WHAT YOU HAVE TO DO =
Pick out all lines in the listing holding the string "JSON" and copy them.

GIVEN INFORMATION =
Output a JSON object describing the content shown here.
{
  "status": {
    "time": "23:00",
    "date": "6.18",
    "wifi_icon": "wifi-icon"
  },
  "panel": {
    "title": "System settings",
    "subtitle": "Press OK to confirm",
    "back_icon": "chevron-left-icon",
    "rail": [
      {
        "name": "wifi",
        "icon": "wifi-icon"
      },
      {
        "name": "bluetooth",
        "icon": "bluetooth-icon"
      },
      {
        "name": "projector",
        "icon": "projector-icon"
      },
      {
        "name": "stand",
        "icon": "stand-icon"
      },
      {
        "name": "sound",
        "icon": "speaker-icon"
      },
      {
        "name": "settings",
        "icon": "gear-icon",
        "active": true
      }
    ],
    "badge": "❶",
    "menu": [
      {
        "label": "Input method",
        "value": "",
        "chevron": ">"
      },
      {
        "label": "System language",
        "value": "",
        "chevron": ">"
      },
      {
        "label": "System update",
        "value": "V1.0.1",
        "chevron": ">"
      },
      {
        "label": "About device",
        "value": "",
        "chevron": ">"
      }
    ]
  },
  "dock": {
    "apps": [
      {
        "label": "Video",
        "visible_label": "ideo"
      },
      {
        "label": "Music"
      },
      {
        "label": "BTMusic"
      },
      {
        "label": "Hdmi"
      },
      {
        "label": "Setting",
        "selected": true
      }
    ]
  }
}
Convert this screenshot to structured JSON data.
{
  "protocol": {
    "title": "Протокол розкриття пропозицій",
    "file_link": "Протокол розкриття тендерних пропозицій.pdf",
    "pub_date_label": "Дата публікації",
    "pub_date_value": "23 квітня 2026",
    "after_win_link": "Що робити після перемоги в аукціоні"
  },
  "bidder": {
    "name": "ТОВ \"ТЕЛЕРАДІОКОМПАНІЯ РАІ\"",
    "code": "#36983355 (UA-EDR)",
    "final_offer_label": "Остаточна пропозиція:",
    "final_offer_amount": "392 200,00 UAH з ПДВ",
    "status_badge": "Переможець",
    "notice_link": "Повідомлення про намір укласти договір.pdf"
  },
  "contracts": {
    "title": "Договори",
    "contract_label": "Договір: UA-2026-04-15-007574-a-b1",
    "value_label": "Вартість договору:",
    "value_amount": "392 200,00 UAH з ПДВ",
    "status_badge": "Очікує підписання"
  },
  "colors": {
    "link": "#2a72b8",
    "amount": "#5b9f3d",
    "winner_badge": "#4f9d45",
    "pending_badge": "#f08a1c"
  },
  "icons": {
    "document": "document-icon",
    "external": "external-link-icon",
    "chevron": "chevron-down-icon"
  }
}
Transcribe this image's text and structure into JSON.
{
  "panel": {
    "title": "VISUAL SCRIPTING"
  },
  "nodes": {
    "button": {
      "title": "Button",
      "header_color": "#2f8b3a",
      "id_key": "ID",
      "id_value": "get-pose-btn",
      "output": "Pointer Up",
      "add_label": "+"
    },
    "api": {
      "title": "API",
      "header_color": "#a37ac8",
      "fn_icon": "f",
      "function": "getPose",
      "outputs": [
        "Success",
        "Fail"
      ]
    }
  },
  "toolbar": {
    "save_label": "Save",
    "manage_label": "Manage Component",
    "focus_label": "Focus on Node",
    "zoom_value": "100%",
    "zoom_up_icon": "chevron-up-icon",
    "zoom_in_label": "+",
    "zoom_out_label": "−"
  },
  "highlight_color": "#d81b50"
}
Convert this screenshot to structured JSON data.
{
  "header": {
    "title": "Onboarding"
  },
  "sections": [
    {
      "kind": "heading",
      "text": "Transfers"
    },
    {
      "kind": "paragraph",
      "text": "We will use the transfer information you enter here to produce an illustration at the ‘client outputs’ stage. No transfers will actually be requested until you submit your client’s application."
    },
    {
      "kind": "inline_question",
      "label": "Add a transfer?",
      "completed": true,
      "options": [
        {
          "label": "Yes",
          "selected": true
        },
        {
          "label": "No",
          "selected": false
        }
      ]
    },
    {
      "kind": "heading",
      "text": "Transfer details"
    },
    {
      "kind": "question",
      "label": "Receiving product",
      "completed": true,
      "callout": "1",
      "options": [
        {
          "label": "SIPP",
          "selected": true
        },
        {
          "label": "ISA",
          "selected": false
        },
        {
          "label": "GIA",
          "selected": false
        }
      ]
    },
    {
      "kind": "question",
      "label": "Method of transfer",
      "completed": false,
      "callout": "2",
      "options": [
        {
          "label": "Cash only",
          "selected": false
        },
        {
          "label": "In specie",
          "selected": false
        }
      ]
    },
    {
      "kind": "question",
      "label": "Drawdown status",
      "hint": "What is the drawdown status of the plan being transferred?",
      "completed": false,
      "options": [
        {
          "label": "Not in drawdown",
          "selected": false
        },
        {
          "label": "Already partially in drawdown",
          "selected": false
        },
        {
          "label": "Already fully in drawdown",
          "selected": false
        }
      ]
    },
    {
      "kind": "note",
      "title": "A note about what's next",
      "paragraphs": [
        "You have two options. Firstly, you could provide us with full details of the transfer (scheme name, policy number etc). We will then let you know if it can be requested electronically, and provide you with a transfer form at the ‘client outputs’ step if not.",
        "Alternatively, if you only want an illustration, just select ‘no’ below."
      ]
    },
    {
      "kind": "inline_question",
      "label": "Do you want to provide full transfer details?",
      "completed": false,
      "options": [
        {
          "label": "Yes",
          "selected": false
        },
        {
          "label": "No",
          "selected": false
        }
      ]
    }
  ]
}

WORKED ANSWER =
Output a JSON object describing the content shown here.
Convert this screenshot to structured JSON data.
Transcribe this image's text and structure into JSON.
Convert this screenshot to structured JSON data.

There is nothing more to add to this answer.